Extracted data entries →
····················

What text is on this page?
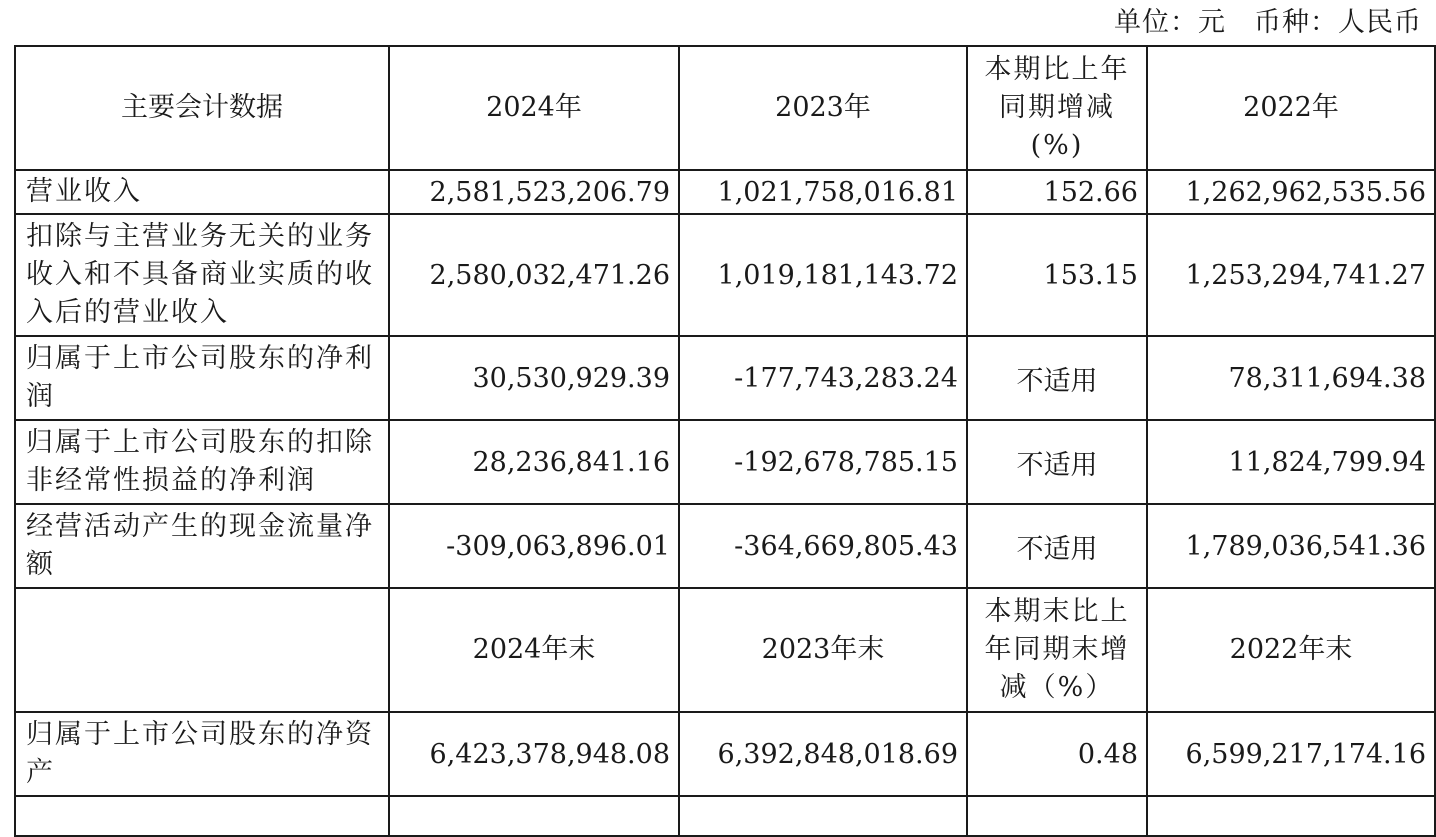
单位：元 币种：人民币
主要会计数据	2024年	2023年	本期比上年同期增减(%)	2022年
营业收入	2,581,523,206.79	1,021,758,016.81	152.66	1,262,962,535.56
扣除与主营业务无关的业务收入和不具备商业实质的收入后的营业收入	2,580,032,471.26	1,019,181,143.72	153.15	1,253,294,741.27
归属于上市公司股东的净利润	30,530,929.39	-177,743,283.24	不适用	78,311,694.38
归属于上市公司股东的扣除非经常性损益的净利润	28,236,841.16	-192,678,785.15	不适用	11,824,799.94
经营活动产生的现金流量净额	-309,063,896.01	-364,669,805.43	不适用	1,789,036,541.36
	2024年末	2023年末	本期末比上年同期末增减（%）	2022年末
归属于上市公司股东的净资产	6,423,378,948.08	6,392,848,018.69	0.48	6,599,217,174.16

····················

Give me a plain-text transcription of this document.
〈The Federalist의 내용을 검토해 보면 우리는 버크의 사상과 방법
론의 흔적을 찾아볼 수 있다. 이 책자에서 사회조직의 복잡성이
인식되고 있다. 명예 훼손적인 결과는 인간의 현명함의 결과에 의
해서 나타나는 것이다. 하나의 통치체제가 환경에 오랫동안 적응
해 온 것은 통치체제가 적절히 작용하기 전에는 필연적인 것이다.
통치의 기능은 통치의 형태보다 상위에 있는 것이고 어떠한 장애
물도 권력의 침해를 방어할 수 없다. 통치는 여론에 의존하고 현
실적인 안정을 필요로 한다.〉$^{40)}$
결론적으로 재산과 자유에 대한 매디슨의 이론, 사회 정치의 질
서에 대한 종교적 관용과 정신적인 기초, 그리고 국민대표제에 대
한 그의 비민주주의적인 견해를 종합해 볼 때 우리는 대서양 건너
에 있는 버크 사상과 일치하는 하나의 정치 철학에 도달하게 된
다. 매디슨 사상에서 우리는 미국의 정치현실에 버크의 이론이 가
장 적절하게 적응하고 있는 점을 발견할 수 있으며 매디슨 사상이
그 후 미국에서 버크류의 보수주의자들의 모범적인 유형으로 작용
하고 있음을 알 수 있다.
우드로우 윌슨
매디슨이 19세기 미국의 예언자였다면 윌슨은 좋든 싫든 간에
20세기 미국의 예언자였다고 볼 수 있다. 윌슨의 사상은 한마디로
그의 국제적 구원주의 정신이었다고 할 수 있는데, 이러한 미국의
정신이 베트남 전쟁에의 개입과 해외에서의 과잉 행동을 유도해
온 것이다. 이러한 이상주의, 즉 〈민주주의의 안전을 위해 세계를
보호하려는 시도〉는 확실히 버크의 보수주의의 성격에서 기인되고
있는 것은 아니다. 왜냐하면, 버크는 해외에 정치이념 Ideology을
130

····················

What you should do → Copy out each line of the data containing the string "통치체제가".

Completed task →
해서 나타나는 것이다. 하나의 통치체제가 환경에 오랫동안 적응
해 온 것은 통치체제가 적절히 작용하기 전에는 필연적인 것이다.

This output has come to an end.